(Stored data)
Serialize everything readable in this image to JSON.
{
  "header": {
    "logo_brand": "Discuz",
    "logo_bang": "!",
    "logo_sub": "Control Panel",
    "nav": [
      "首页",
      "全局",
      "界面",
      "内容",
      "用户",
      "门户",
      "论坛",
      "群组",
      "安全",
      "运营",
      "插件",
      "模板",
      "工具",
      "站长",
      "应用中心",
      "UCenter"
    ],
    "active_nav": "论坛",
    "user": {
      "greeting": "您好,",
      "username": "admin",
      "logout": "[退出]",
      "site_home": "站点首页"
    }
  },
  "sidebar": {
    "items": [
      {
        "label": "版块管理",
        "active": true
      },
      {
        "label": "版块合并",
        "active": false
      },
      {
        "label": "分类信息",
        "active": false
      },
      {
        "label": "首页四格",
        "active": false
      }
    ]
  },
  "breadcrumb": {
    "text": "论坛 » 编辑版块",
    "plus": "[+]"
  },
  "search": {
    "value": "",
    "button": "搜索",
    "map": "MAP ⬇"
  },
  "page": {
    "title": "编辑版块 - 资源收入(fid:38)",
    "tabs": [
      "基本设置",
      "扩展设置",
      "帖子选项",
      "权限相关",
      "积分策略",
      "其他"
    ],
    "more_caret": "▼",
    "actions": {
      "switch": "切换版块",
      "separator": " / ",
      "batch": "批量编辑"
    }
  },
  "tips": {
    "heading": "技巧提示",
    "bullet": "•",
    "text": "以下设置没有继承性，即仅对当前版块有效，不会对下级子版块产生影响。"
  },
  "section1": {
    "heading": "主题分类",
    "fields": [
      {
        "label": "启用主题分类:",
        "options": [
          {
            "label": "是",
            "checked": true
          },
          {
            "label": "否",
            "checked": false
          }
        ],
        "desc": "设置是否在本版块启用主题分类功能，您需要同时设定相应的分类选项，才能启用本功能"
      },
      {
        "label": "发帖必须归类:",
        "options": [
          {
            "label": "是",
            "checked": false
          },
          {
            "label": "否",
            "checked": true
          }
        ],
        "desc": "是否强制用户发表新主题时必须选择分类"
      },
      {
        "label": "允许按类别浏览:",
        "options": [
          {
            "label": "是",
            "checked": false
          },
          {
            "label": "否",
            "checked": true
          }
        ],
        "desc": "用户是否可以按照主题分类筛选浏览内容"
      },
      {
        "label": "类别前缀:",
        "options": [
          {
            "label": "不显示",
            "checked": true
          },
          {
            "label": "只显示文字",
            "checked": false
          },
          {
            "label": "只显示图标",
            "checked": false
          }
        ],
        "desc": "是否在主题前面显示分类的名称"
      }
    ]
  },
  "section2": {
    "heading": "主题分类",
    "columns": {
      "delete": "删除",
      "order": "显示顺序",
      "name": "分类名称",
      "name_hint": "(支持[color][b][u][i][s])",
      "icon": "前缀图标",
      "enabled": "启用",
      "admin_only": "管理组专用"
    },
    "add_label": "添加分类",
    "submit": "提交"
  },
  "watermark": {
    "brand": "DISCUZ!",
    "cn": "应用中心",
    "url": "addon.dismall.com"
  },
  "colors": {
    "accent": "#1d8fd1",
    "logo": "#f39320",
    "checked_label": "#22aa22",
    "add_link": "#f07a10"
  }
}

What is needed: Search the listing for the word "text". Copy every line in which it occurs.

Solution to the problem:
    "text": "论坛 » 编辑版块",
    "text": "以下设置没有继承性，即仅对当前版块有效，不会对下级子版块产生影响。"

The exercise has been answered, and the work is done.